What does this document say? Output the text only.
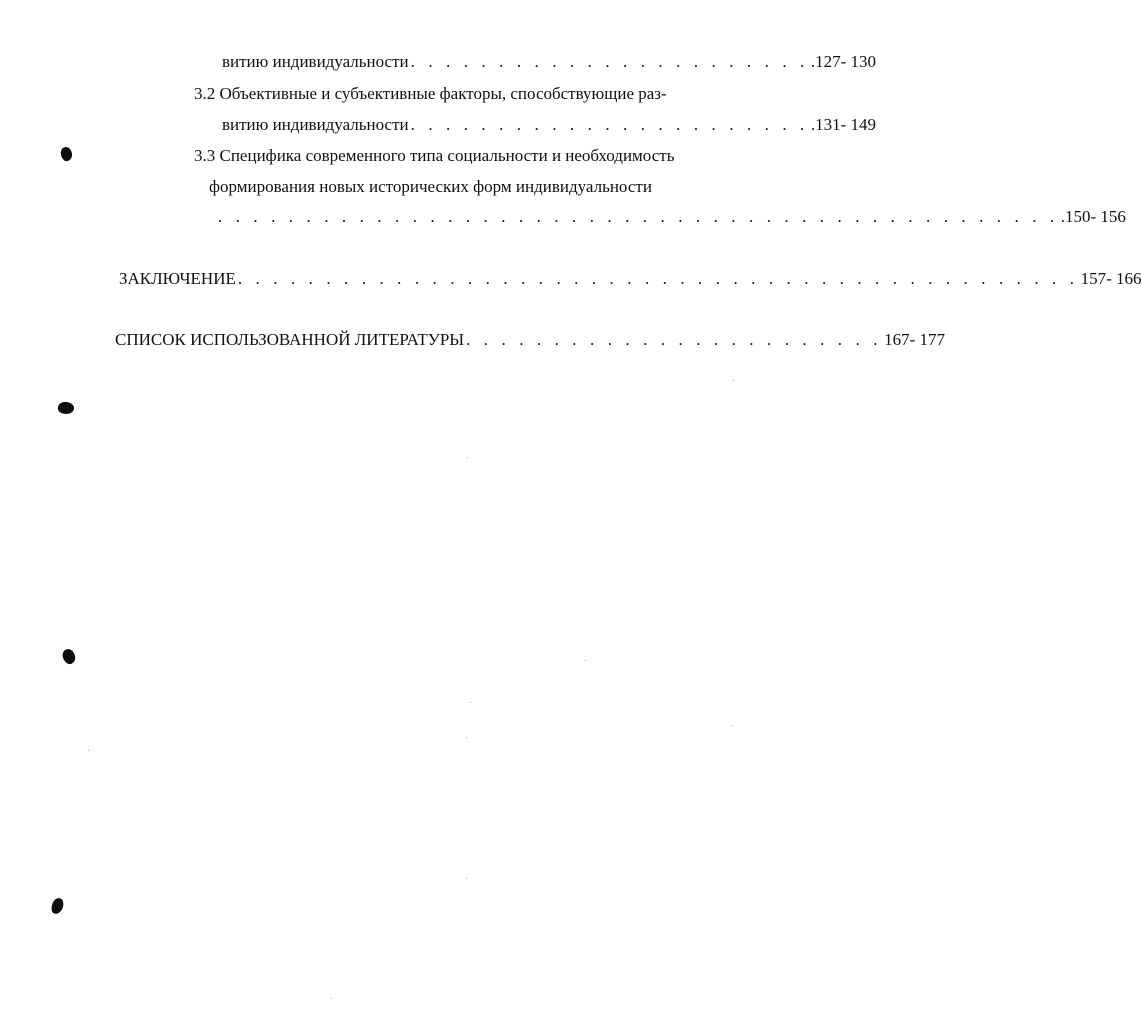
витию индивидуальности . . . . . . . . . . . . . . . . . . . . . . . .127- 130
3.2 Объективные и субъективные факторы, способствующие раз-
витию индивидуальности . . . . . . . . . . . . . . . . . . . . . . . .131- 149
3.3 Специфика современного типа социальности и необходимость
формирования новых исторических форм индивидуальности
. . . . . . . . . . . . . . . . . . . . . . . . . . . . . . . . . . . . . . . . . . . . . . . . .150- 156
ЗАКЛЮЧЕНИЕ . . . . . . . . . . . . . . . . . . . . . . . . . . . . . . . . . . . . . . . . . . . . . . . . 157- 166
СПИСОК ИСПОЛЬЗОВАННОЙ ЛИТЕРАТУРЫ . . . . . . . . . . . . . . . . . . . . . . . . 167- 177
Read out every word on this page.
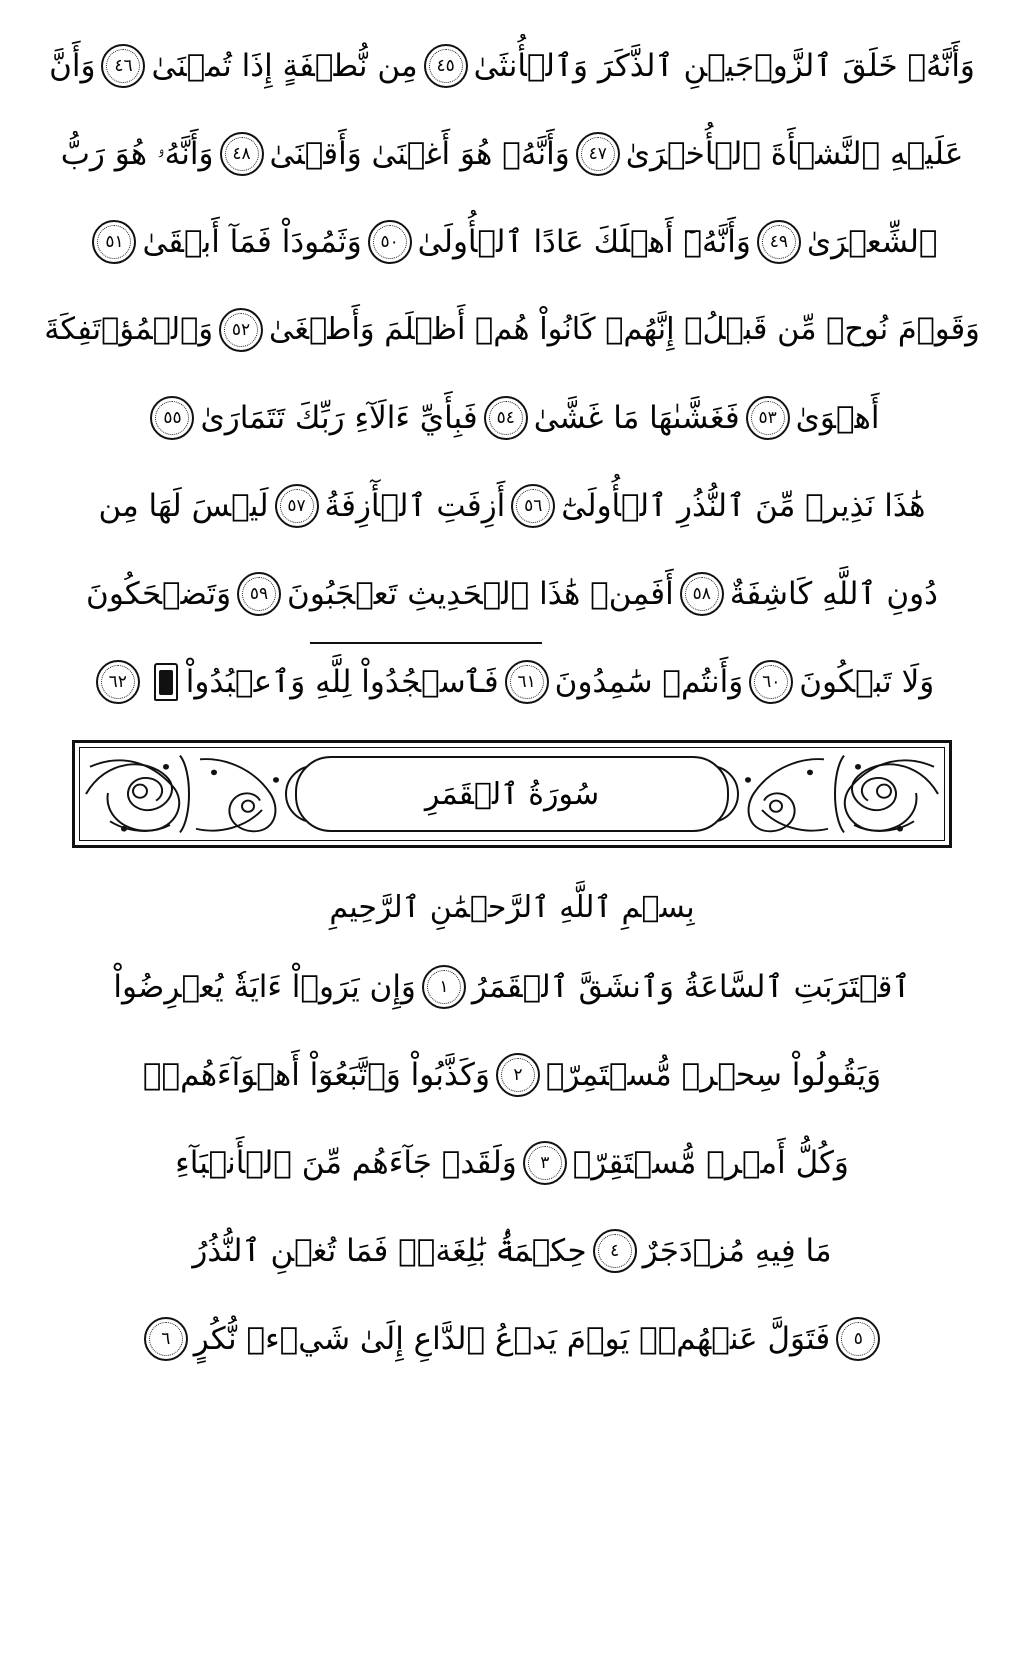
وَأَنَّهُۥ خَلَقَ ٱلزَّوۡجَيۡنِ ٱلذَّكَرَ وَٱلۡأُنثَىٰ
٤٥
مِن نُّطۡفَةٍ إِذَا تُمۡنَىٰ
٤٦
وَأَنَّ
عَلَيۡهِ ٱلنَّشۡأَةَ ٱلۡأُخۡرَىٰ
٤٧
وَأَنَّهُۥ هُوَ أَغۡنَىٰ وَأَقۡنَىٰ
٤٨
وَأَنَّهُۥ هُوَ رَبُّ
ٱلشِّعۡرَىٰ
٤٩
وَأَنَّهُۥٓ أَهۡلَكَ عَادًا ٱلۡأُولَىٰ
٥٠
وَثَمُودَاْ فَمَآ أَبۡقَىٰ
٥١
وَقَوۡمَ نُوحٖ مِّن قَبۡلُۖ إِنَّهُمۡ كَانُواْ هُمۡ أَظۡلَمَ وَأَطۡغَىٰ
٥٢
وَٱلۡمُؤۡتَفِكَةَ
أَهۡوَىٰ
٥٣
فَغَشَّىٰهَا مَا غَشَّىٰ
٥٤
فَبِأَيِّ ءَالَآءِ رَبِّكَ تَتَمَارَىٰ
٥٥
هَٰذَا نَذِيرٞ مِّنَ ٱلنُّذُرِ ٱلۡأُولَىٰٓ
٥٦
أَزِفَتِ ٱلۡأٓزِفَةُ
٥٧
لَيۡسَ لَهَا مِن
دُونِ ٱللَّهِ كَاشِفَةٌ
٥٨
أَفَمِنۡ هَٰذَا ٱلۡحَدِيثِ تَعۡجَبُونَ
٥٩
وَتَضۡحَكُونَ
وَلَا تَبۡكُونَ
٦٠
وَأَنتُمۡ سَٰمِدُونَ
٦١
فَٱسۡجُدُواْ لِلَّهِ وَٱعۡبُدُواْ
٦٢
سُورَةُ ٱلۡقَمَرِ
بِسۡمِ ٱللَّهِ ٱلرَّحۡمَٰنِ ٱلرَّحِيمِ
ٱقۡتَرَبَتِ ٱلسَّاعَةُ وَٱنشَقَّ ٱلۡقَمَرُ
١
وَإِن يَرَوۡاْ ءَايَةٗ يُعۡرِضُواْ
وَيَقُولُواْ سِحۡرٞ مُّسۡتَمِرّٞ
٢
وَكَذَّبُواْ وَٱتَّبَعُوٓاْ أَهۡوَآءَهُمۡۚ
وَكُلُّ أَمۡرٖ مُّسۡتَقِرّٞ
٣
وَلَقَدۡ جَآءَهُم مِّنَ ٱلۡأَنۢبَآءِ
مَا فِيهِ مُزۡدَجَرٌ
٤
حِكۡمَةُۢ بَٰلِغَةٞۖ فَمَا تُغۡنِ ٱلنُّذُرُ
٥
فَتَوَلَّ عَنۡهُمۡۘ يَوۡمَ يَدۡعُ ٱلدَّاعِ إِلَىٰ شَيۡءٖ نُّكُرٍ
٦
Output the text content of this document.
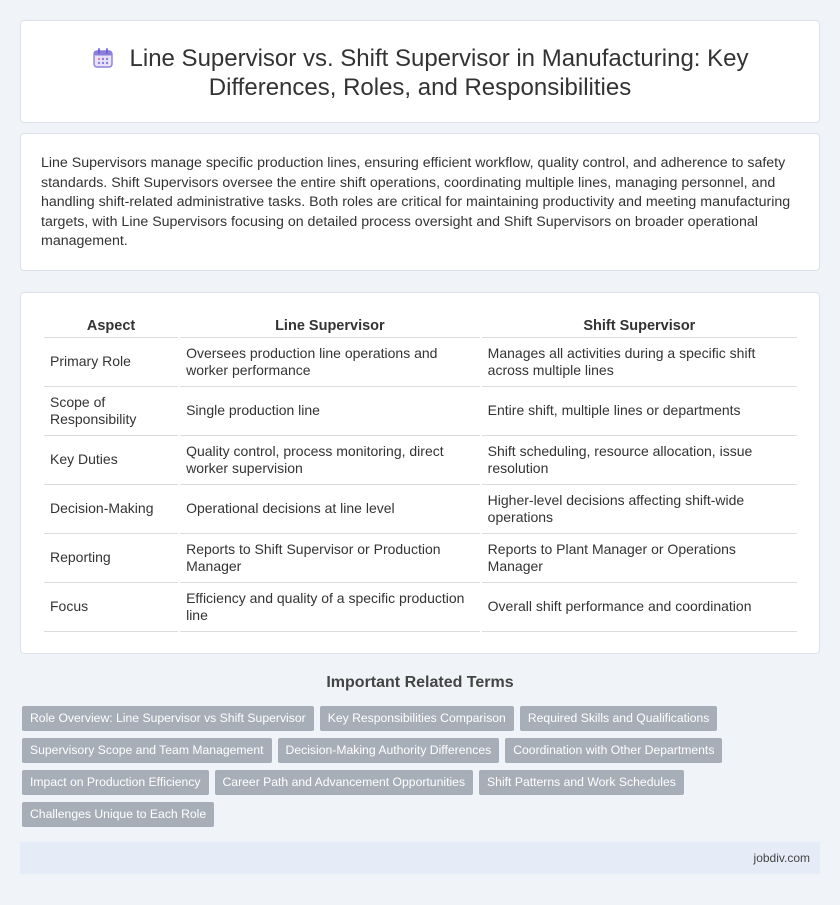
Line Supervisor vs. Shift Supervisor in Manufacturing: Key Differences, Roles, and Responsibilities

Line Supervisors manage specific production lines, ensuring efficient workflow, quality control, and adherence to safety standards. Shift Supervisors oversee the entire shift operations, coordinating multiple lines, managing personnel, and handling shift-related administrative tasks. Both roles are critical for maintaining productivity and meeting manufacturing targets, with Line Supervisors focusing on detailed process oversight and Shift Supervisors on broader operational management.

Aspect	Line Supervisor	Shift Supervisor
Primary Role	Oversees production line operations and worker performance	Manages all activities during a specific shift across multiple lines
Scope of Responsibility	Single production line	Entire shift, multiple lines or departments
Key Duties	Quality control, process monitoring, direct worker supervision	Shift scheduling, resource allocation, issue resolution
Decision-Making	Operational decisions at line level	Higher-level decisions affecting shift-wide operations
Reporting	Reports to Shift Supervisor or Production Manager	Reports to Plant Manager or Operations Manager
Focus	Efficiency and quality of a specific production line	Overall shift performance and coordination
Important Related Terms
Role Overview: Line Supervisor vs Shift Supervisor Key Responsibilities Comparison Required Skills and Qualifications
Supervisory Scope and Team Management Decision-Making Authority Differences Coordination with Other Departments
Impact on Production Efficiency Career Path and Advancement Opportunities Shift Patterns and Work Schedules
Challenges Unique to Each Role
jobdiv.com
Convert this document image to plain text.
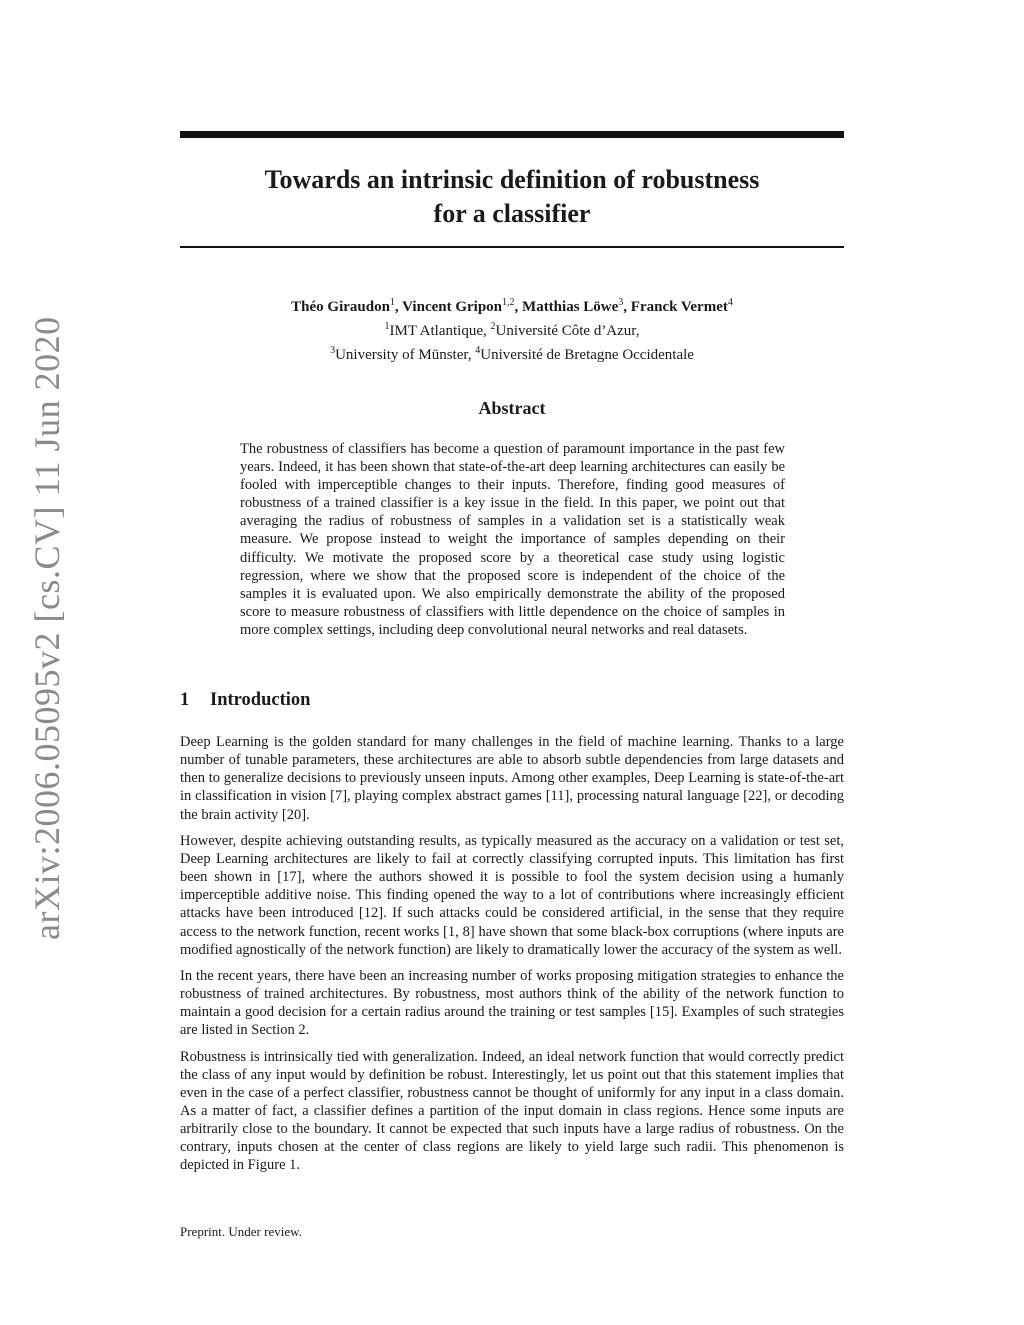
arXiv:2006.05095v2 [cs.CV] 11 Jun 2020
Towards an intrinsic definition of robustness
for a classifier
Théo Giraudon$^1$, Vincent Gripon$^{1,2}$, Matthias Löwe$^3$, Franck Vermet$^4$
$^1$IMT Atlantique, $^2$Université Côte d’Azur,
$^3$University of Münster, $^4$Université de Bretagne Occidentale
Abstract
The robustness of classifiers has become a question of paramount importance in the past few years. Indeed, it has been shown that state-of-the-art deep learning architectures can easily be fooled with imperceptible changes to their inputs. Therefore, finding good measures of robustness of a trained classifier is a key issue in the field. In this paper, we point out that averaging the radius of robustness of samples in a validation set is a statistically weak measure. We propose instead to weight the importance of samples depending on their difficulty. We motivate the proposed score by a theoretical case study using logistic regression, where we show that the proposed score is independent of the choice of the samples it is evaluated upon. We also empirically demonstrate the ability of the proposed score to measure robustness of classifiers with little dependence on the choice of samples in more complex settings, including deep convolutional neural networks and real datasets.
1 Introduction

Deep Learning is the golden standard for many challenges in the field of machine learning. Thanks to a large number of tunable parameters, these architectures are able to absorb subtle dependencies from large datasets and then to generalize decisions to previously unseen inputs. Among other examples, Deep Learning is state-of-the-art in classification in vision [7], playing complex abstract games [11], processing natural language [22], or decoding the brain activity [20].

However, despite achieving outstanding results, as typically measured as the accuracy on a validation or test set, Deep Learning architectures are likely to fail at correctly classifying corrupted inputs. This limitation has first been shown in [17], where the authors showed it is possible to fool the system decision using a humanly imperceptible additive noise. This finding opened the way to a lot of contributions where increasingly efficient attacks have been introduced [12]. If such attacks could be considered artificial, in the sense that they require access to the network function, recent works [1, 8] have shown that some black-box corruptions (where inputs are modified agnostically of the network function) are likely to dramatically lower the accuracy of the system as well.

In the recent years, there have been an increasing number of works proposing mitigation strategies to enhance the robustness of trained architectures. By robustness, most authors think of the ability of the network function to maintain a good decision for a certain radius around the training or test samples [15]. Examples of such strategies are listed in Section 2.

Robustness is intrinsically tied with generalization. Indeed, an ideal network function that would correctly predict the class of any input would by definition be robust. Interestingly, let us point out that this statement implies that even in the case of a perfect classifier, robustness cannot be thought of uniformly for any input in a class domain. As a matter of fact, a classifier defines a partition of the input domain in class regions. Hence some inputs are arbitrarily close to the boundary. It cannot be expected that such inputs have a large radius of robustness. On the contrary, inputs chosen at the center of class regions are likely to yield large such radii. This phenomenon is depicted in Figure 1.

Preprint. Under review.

THE TASK »
Every record is to be reproduced exactly, with no pictures included.

TASK OUTPUT »
What does this document say? Output the text only.
витию индивидуальности . . . . . . . . . . . . . . . . . . . . . . . .127- 130
3.2 Объективные и субъективные факторы, способствующие раз-
витию индивидуальности . . . . . . . . . . . . . . . . . . . . . . . .131- 149
3.3 Специфика современного типа социальности и необходимость
формирования новых исторических форм индивидуальности
. . . . . . . . . . . . . . . . . . . . . . . . . . . . . . . . . . . . . . . . . . . . . . . . .150- 156
ЗАКЛЮЧЕНИЕ . . . . . . . . . . . . . . . . . . . . . . . . . . . . . . . . . . . . . . . . . . . . . . . . 157- 166
СПИСОК ИСПОЛЬЗОВАННОЙ ЛИТЕРАТУРЫ . . . . . . . . . . . . . . . . . . . . . . . . 167- 177
Read out every word on this page.
وَأَنَّهُۥ خَلَقَ ٱلزَّوۡجَيۡنِ ٱلذَّكَرَ وَٱلۡأُنثَىٰ
٤٥
مِن نُّطۡفَةٍ إِذَا تُمۡنَىٰ
٤٦
وَأَنَّ
عَلَيۡهِ ٱلنَّشۡأَةَ ٱلۡأُخۡرَىٰ
٤٧
وَأَنَّهُۥ هُوَ أَغۡنَىٰ وَأَقۡنَىٰ
٤٨
وَأَنَّهُۥ هُوَ رَبُّ
ٱلشِّعۡرَىٰ
٤٩
وَأَنَّهُۥٓ أَهۡلَكَ عَادًا ٱلۡأُولَىٰ
٥٠
وَثَمُودَاْ فَمَآ أَبۡقَىٰ
٥١
وَقَوۡمَ نُوحٖ مِّن قَبۡلُۖ إِنَّهُمۡ كَانُواْ هُمۡ أَظۡلَمَ وَأَطۡغَىٰ
٥٢
وَٱلۡمُؤۡتَفِكَةَ
أَهۡوَىٰ
٥٣
فَغَشَّىٰهَا مَا غَشَّىٰ
٥٤
فَبِأَيِّ ءَالَآءِ رَبِّكَ تَتَمَارَىٰ
٥٥
هَٰذَا نَذِيرٞ مِّنَ ٱلنُّذُرِ ٱلۡأُولَىٰٓ
٥٦
أَزِفَتِ ٱلۡأٓزِفَةُ
٥٧
لَيۡسَ لَهَا مِن
دُونِ ٱللَّهِ كَاشِفَةٌ
٥٨
أَفَمِنۡ هَٰذَا ٱلۡحَدِيثِ تَعۡجَبُونَ
٥٩
وَتَضۡحَكُونَ
وَلَا تَبۡكُونَ
٦٠
وَأَنتُمۡ سَٰمِدُونَ
٦١
فَٱسۡجُدُواْ لِلَّهِ وَٱعۡبُدُواْ
٦٢
سُورَةُ ٱلۡقَمَرِ
بِسۡمِ ٱللَّهِ ٱلرَّحۡمَٰنِ ٱلرَّحِيمِ
ٱقۡتَرَبَتِ ٱلسَّاعَةُ وَٱنشَقَّ ٱلۡقَمَرُ
١
وَإِن يَرَوۡاْ ءَايَةٗ يُعۡرِضُواْ
وَيَقُولُواْ سِحۡرٞ مُّسۡتَمِرّٞ
٢
وَكَذَّبُواْ وَٱتَّبَعُوٓاْ أَهۡوَآءَهُمۡۚ
وَكُلُّ أَمۡرٖ مُّسۡتَقِرّٞ
٣
وَلَقَدۡ جَآءَهُم مِّنَ ٱلۡأَنۢبَآءِ
مَا فِيهِ مُزۡدَجَرٌ
٤
حِكۡمَةُۢ بَٰلِغَةٞۖ فَمَا تُغۡنِ ٱلنُّذُرُ
٥
فَتَوَلَّ عَنۡهُمۡۘ يَوۡمَ يَدۡعُ ٱلدَّاعِ إِلَىٰ شَيۡءٖ نُّكُرٍ
٦
Output the text content of this document.
Line Supervisor vs. Shift Supervisor in Manufacturing: Key Differences, Roles, and Responsibilities

Line Supervisors manage specific production lines, ensuring efficient workflow, quality control, and adherence to safety standards. Shift Supervisors oversee the entire shift operations, coordinating multiple lines, managing personnel, and handling shift-related administrative tasks. Both roles are critical for maintaining productivity and meeting manufacturing targets, with Line Supervisors focusing on detailed process oversight and Shift Supervisors on broader operational management.

Aspect	Line Supervisor	Shift Supervisor
Primary Role	Oversees production line operations and worker performance	Manages all activities during a specific shift across multiple lines
Scope of Responsibility	Single production line	Entire shift, multiple lines or departments
Key Duties	Quality control, process monitoring, direct worker supervision	Shift scheduling, resource allocation, issue resolution
Decision-Making	Operational decisions at line level	Higher-level decisions affecting shift-wide operations
Reporting	Reports to Shift Supervisor or Production Manager	Reports to Plant Manager or Operations Manager
Focus	Efficiency and quality of a specific production line	Overall shift performance and coordination
Important Related Terms
Role Overview: Line Supervisor vs Shift Supervisor Key Responsibilities Comparison Required Skills and Qualifications
Supervisory Scope and Team Management Decision-Making Authority Differences Coordination with Other Departments
Impact on Production Efficiency Career Path and Advancement Opportunities Shift Patterns and Work Schedules
Challenges Unique to Each Role
jobdiv.com
Convert this document image to plain text.
arXiv:2006.05095v2 [cs.CV] 11 Jun 2020
Towards an intrinsic definition of robustness
for a classifier
Théo Giraudon$^1$, Vincent Gripon$^{1,2}$, Matthias Löwe$^3$, Franck Vermet$^4$
$^1$IMT Atlantique, $^2$Université Côte d’Azur,
$^3$University of Münster, $^4$Université de Bretagne Occidentale
Abstract
The robustness of classifiers has become a question of paramount importance in the past few years. Indeed, it has been shown that state-of-the-art deep learning architectures can easily be fooled with imperceptible changes to their inputs. Therefore, finding good measures of robustness of a trained classifier is a key issue in the field. In this paper, we point out that averaging the radius of robustness of samples in a validation set is a statistically weak measure. We propose instead to weight the importance of samples depending on their difficulty. We motivate the proposed score by a theoretical case study using logistic regression, where we show that the proposed score is independent of the choice of the samples it is evaluated upon. We also empirically demonstrate the ability of the proposed score to measure robustness of classifiers with little dependence on the choice of samples in more complex settings, including deep convolutional neural networks and real datasets.
1 Introduction

Deep Learning is the golden standard for many challenges in the field of machine learning. Thanks to a large number of tunable parameters, these architectures are able to absorb subtle dependencies from large datasets and then to generalize decisions to previously unseen inputs. Among other examples, Deep Learning is state-of-the-art in classification in vision [7], playing complex abstract games [11], processing natural language [22], or decoding the brain activity [20].

However, despite achieving outstanding results, as typically measured as the accuracy on a validation or test set, Deep Learning architectures are likely to fail at correctly classifying corrupted inputs. This limitation has first been shown in [17], where the authors showed it is possible to fool the system decision using a humanly imperceptible additive noise. This finding opened the way to a lot of contributions where increasingly efficient attacks have been introduced [12]. If such attacks could be considered artificial, in the sense that they require access to the network function, recent works [1, 8] have shown that some black-box corruptions (where inputs are modified agnostically of the network function) are likely to dramatically lower the accuracy of the system as well.

In the recent years, there have been an increasing number of works proposing mitigation strategies to enhance the robustness of trained architectures. By robustness, most authors think of the ability of the network function to maintain a good decision for a certain radius around the training or test samples [15]. Examples of such strategies are listed in Section 2.

Robustness is intrinsically tied with generalization. Indeed, an ideal network function that would correctly predict the class of any input would by definition be robust. Interestingly, let us point out that this statement implies that even in the case of a perfect classifier, robustness cannot be thought of uniformly for any input in a class domain. As a matter of fact, a classifier defines a partition of the input domain in class regions. Hence some inputs are arbitrarily close to the boundary. It cannot be expected that such inputs have a large radius of robustness. On the contrary, inputs chosen at the center of class regions are likely to yield large such radii. This phenomenon is depicted in Figure 1.

Preprint. Under review.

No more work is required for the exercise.